BEGIN Material for the task
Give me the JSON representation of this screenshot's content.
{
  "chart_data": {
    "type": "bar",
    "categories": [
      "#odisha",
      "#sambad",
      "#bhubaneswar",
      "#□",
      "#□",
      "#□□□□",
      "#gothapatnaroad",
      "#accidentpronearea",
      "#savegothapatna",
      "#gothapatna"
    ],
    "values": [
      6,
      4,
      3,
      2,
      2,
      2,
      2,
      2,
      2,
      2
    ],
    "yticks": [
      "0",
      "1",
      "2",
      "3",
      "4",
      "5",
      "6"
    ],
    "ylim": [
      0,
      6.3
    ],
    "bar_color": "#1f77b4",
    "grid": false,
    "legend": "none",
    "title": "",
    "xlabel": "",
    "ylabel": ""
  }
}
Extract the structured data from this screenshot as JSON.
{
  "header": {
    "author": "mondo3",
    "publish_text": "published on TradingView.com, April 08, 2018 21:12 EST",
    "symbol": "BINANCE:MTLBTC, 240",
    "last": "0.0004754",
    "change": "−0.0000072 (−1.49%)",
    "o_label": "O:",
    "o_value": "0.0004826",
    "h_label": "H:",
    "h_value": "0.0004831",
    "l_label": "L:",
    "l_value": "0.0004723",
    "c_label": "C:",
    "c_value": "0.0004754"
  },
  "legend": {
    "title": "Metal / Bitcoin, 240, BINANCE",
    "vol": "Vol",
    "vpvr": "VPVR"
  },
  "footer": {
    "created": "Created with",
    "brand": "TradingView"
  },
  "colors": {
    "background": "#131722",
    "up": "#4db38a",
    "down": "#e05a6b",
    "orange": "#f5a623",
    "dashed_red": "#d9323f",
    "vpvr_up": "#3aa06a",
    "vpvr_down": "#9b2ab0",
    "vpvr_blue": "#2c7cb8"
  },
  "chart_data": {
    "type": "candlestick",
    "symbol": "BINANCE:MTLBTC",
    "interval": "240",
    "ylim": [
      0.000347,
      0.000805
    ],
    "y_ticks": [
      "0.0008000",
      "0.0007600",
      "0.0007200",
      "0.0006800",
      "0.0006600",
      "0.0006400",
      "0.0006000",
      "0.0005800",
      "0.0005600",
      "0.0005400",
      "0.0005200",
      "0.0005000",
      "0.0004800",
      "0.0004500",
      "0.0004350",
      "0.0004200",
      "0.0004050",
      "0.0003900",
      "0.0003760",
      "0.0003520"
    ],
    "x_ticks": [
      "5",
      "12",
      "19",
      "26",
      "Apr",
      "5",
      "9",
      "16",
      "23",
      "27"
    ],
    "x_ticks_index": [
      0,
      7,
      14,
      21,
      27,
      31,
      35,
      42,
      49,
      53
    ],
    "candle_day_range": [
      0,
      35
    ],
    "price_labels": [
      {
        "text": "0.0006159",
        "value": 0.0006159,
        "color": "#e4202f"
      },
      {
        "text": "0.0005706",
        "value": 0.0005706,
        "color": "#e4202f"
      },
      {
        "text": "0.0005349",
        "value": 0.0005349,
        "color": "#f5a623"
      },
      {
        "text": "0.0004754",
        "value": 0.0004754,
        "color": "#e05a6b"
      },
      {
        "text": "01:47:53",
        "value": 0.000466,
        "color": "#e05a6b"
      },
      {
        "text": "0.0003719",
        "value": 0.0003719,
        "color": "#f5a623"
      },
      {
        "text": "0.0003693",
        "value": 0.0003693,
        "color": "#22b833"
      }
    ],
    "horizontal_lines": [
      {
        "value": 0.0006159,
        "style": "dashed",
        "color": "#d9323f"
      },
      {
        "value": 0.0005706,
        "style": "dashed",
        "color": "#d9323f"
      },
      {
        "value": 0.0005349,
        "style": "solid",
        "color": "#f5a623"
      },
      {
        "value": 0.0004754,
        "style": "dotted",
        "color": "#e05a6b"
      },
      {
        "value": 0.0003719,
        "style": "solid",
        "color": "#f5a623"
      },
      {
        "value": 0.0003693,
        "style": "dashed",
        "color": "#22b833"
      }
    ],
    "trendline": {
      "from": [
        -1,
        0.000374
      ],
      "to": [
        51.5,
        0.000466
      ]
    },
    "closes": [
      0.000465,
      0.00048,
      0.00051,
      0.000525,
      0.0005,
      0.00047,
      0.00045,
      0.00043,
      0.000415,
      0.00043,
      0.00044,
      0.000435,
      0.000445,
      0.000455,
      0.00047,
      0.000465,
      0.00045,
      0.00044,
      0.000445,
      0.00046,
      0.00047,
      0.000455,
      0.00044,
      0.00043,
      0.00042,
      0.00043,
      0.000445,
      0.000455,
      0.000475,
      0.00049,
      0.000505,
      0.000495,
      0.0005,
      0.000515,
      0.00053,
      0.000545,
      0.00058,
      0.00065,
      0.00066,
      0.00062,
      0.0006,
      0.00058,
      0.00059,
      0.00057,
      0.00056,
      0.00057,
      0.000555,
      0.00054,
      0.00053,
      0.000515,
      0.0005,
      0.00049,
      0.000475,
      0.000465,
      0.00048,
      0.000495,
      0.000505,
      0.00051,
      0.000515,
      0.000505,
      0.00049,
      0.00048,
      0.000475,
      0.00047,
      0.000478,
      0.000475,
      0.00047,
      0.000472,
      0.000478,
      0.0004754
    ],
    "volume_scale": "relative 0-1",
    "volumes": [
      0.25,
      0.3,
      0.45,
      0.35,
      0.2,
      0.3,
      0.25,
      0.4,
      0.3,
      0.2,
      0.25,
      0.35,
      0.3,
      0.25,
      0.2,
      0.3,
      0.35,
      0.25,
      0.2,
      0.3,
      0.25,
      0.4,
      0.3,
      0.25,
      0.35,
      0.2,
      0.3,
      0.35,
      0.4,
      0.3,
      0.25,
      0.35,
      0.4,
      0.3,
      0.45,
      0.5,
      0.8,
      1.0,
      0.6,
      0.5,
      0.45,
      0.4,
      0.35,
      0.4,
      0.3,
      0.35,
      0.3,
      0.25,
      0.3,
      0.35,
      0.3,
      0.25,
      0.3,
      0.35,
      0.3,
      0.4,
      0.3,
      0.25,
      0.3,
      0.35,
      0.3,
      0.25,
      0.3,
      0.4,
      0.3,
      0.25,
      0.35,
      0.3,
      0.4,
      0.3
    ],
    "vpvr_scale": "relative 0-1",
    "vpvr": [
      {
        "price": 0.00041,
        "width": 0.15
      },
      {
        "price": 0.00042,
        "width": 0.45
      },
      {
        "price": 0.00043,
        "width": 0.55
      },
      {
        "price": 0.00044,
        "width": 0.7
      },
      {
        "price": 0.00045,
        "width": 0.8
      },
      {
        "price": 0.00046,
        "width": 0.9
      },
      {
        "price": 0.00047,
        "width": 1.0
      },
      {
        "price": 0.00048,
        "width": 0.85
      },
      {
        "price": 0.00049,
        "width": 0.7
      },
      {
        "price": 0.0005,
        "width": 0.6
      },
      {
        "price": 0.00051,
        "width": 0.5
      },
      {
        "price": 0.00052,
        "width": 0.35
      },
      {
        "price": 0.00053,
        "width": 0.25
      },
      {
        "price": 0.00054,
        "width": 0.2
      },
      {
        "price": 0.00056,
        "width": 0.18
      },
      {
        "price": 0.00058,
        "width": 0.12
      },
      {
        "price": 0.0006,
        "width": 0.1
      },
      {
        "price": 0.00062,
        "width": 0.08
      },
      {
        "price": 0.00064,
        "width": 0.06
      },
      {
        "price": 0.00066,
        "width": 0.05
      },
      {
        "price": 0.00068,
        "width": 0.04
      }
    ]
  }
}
END Material for the task
**Aim of the task:** Pull out each line holding the string "symbol".

**Response to this task:**
    "symbol": "BINANCE:MTLBTC, 240",
    "symbol": "BINANCE:MTLBTC",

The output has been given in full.